Directions
A: Translate this sentence from the OIG passage into Spanish: "The OIG found that the proposed arrangement potentially violated the anti-kickback statute."
B: From the OIG passage, extract everything from "The OIG found that the proposed" down to "them—implicates the anti-kickback statute.".
C: Continue the OIG passage on the ambulance cost-sharing arrangement from where it stops.

Text
--- Begin ---

The OIG found that the proposed arrangement potentially violated the anti-kickback statute.  The OIG made the following findings with regard to the proposed arrangement:

Under the Proposed Arrangement, the municipalities would effectuate the routine waiver of cost-sharing amounts by: (1) requiring BLS Supplier to bill residents ‘insurance only,’ and (2) not paying owed cost-sharing amounts on their residents’ behalf.  In short, if the municipalities wish to assume cost-sharing obligations owed to an independent ambulance supplier, such as BLS Supplier, for ambulance services provided to their residents on a part-time basis, they must pay the owed amounts.  Failure on the part of the municipalities to make the payments—or to permit BLS Supplier to bill residents for them—implicates the anti-kickback statute.

[footnote omitted]

The OIG  distinguished the circumstances analyzed in Advisory Opinion No. 99-1, which also involved the waiver of co-payments and other cost-sharing amounts by a private BLS ambulance supplier providing back-up emergency ambulance services in situations where no volunteer first aid squad was immediately available to respond.  In the circumstances discussed in that Advisory Opinion, the volunteer first aid squad was at all times the primary supplier of BLS ambulance services, and back-up services were provided by the private BLS ambulance supplier only in isolated and unanticipated circumstances where the volunteer first aid squad was unavailable (e.g., where the volunteer first aid squad was already preoccupied responding to existing calls in its service area).  In contrast, the OIG found that the private BLS ambulance supplier discussed under the facts of Advisory Opinion No. 12-11 would itself be the primary supplier of BLS ambulance services during designated time slots, rather than the volunteer ambulance squad.  The OIG concluded that the proposed agreement to provide BLS emergency services on a scheduled basis as the primary supplier of emergency ambulance services, even if part-time, distinguished the facts of the proposed arrangements from those discussed in OIG Advisory Opinion No. 99-1.

--- End ---

Available data

--- Begin ---

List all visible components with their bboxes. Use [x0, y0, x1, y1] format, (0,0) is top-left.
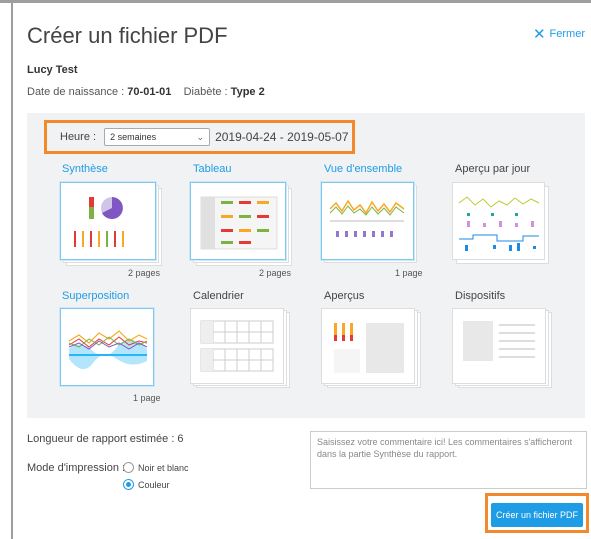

--- End ---

Results
A: La OIG determinó que el acuerdo propuesto posiblemente infringía la ley antisobornos.

B:
The OIG found that the proposed arrangement potentially violated the anti-kickback statute.  The OIG made the following findings with regard to the proposed arrangement:

Under the Proposed Arrangement, the municipalities would effectuate the routine waiver of cost-sharing amounts by: (1) requiring BLS Supplier to bill residents ‘insurance only,’ and (2) not paying owed cost-sharing amounts on their residents’ behalf.  In short, if the municipalities wish to assume cost-sharing obligations owed to an independent ambulance supplier, such as BLS Supplier, for ambulance services provided to their residents on a part-time basis, they must pay the owed amounts.  Failure on the part of the municipalities to make the payments—or to permit BLS Supplier to bill residents for them—implicates the anti-kickback statute.

C:
Private BLS ambulance providers and municipalities would be well advised to review their current arrangements (or proposed arrangements that are being negotiated) to ensure that the private  BLS ambulance supplier is not providing scheduled BLS ambulance services under circumstances in which the private BLS ambulance supplier is required to waive (or offers to waive) collection of co-payments and deductibles.  While the Advisory Opinion is technically only applicable to the requester, private BLS ambulance suppliers that ignore the analysis contained in the Advisory Opinion place themselves at risk of being found in violation of the anti-kickback statute, having fines and penalties imposed and exposure to the possibility of whistleblower lawsuits and actions by potential qui tam relators.